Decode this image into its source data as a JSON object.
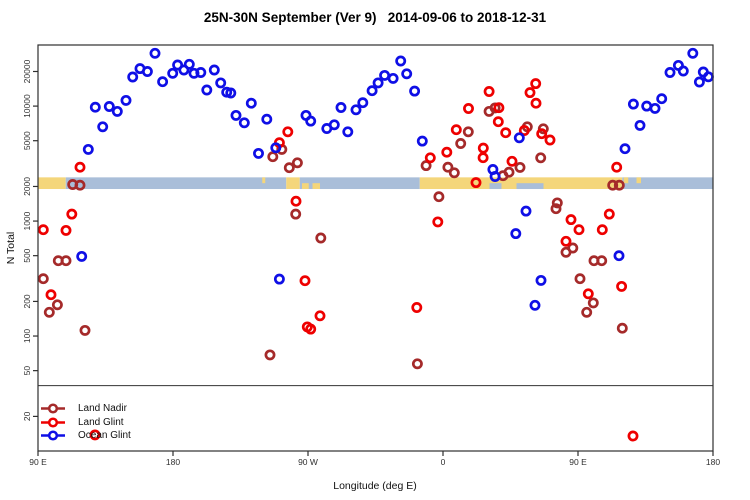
{
  "title": "25N-30N September (Ver 9)   2014-09-06 to 2018-12-31",
  "axes": {
    "x": {
      "label": "Longitude (deg E)",
      "tick_labels": [
        "90 E",
        "180",
        "90 W",
        "0",
        "90 E",
        "180"
      ],
      "tick_deg": [
        0,
        90,
        180,
        270,
        360,
        450
      ],
      "span_deg": 450
    },
    "y": {
      "label": "N Total",
      "scale": "log",
      "ticks": [
        20,
        50,
        100,
        200,
        500,
        1000,
        2000,
        5000,
        10000,
        20000
      ],
      "range": [
        10,
        34000
      ]
    }
  },
  "legend": {
    "items": [
      {
        "label": "Land Nadir",
        "color": "#A52A2A"
      },
      {
        "label": "Land Glint",
        "color": "#EE0000"
      },
      {
        "label": "Ocean Glint",
        "color": "#0F0FE6"
      }
    ]
  },
  "divider_n": 37,
  "map_band": {
    "n_range": [
      1900,
      2400
    ],
    "land_color": "#F4D67B",
    "ocean_color": "#A9BED9",
    "segments": [
      {
        "from": 0,
        "to": 18.5,
        "type": "land",
        "part": "full"
      },
      {
        "from": 18.5,
        "to": 165.5,
        "type": "ocean",
        "part": "full"
      },
      {
        "from": 149.5,
        "to": 151.5,
        "type": "land",
        "part": "top"
      },
      {
        "from": 165.5,
        "to": 174.5,
        "type": "land",
        "part": "full"
      },
      {
        "from": 174.5,
        "to": 254.5,
        "type": "ocean",
        "part": "full"
      },
      {
        "from": 176,
        "to": 180.5,
        "type": "land",
        "part": "bottom"
      },
      {
        "from": 183,
        "to": 188,
        "type": "land",
        "part": "bottom"
      },
      {
        "from": 254.5,
        "to": 389.5,
        "type": "land",
        "part": "full"
      },
      {
        "from": 301,
        "to": 309,
        "type": "ocean",
        "part": "bottom"
      },
      {
        "from": 319,
        "to": 337,
        "type": "ocean",
        "part": "bottom"
      },
      {
        "from": 389.5,
        "to": 450,
        "type": "ocean",
        "part": "full"
      },
      {
        "from": 390.5,
        "to": 393.5,
        "type": "land",
        "part": "top"
      },
      {
        "from": 399,
        "to": 402,
        "type": "land",
        "part": "top"
      }
    ]
  },
  "chart_data": {
    "type": "scatter",
    "x_axis_note": "degrees along axis from left edge; axis starts at 90E and wraps eastward 450 deg",
    "series": [
      {
        "name": "Land Nadir",
        "color": "#A52A2A",
        "points": [
          [
            23.1,
            2080
          ],
          [
            28,
            2050
          ],
          [
            13.5,
            452
          ],
          [
            18.7,
            452
          ],
          [
            3.5,
            315
          ],
          [
            12.9,
            187
          ],
          [
            7.5,
            161
          ],
          [
            31.3,
            112
          ],
          [
            154.7,
            68.5
          ],
          [
            171.8,
            1150
          ],
          [
            188.5,
            713
          ],
          [
            156.5,
            3630
          ],
          [
            162.5,
            4200
          ],
          [
            167.5,
            2910
          ],
          [
            172.9,
            3210
          ],
          [
            258.7,
            3040
          ],
          [
            267.3,
            1630
          ],
          [
            273.3,
            2940
          ],
          [
            277.5,
            2630
          ],
          [
            281.8,
            4730
          ],
          [
            286.9,
            5980
          ],
          [
            300.7,
            9000
          ],
          [
            304.7,
            9650
          ],
          [
            326.2,
            6610
          ],
          [
            336.9,
            6350
          ],
          [
            335.1,
            3550
          ],
          [
            310,
            2480
          ],
          [
            314,
            2660
          ],
          [
            321.3,
            2930
          ],
          [
            352,
            535
          ],
          [
            356.5,
            583
          ],
          [
            370.7,
            452
          ],
          [
            375.8,
            452
          ],
          [
            361.3,
            315
          ],
          [
            346.2,
            1440
          ],
          [
            345.3,
            1280
          ],
          [
            370.2,
            194
          ],
          [
            365.8,
            161
          ],
          [
            389.5,
            117
          ],
          [
            383.1,
            2050
          ],
          [
            387.5,
            2050
          ],
          [
            252.9,
            57.4
          ]
        ]
      },
      {
        "name": "Land Glint",
        "color": "#EE0000",
        "points": [
          [
            28,
            2940
          ],
          [
            3.5,
            841
          ],
          [
            18.7,
            830
          ],
          [
            22.5,
            1150
          ],
          [
            8.7,
            229
          ],
          [
            166.5,
            5980
          ],
          [
            160.9,
            4800
          ],
          [
            172,
            1490
          ],
          [
            178,
            303
          ],
          [
            188,
            150
          ],
          [
            179.5,
            120
          ],
          [
            181.8,
            115
          ],
          [
            252.5,
            177
          ],
          [
            261.5,
            3550
          ],
          [
            272.5,
            3970
          ],
          [
            278.9,
            6230
          ],
          [
            287,
            9530
          ],
          [
            266.5,
            984
          ],
          [
            300.7,
            13400
          ],
          [
            307.3,
            9690
          ],
          [
            331.8,
            15700
          ],
          [
            328,
            13100
          ],
          [
            332,
            10600
          ],
          [
            306.9,
            7310
          ],
          [
            311.8,
            5870
          ],
          [
            296.9,
            4310
          ],
          [
            296.7,
            3560
          ],
          [
            335.8,
            5750
          ],
          [
            341.3,
            5070
          ],
          [
            316,
            3310
          ],
          [
            324.2,
            6140
          ],
          [
            385.8,
            2940
          ],
          [
            292,
            2160
          ],
          [
            355.3,
            1030
          ],
          [
            360.7,
            841
          ],
          [
            380.9,
            1150
          ],
          [
            376.2,
            841
          ],
          [
            352,
            667
          ],
          [
            366.9,
            233
          ],
          [
            389.1,
            270
          ],
          [
            396.7,
            13.5
          ],
          [
            38,
            13.8
          ]
        ]
      },
      {
        "name": "Ocean Glint",
        "color": "#0F0FE6",
        "points": [
          [
            78,
            28800
          ],
          [
            68,
            21200
          ],
          [
            72.9,
            20000
          ],
          [
            63.1,
            17900
          ],
          [
            83.1,
            16300
          ],
          [
            89.8,
            19300
          ],
          [
            93.1,
            22800
          ],
          [
            97.3,
            20600
          ],
          [
            100.9,
            23100
          ],
          [
            104,
            19300
          ],
          [
            108.5,
            19600
          ],
          [
            117.5,
            20600
          ],
          [
            121.8,
            15900
          ],
          [
            125.8,
            13200
          ],
          [
            128.5,
            13000
          ],
          [
            112.5,
            13800
          ],
          [
            58.7,
            11200
          ],
          [
            47.5,
            9930
          ],
          [
            52.9,
            8990
          ],
          [
            38.2,
            9790
          ],
          [
            43.1,
            6610
          ],
          [
            142.2,
            10600
          ],
          [
            132,
            8300
          ],
          [
            137.5,
            7160
          ],
          [
            152.5,
            7700
          ],
          [
            147,
            3880
          ],
          [
            33.5,
            4200
          ],
          [
            158.5,
            4340
          ],
          [
            178.7,
            8300
          ],
          [
            181.8,
            7400
          ],
          [
            192.5,
            6390
          ],
          [
            197.5,
            6880
          ],
          [
            202,
            9730
          ],
          [
            206.5,
            5980
          ],
          [
            212,
            9290
          ],
          [
            216.5,
            10700
          ],
          [
            222.7,
            13600
          ],
          [
            226.7,
            15900
          ],
          [
            231.1,
            18500
          ],
          [
            236.7,
            17400
          ],
          [
            241.8,
            24700
          ],
          [
            245.8,
            19100
          ],
          [
            251.1,
            13500
          ],
          [
            256.2,
            4960
          ],
          [
            160.9,
            313
          ],
          [
            29.1,
            493
          ],
          [
            320.9,
            5300
          ],
          [
            303.3,
            2810
          ],
          [
            304.7,
            2440
          ],
          [
            325.3,
            1220
          ],
          [
            318.5,
            778
          ],
          [
            335.3,
            305
          ],
          [
            331.3,
            185
          ],
          [
            387.3,
            500
          ],
          [
            396.9,
            10400
          ],
          [
            405.8,
            10000
          ],
          [
            411.3,
            9550
          ],
          [
            415.8,
            11600
          ],
          [
            401.3,
            6790
          ],
          [
            391.3,
            4260
          ],
          [
            421.3,
            19600
          ],
          [
            426.9,
            22600
          ],
          [
            430.2,
            20200
          ],
          [
            436.5,
            28800
          ],
          [
            443.5,
            19800
          ],
          [
            446.9,
            18000
          ],
          [
            440.9,
            16200
          ]
        ]
      }
    ]
  }
}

● ● ● ● ●

• [STATED PROBLEM] Your answer should be a single number: the count of lines in the material above that contain "name".

• [WRITTEN SOLUTION] 3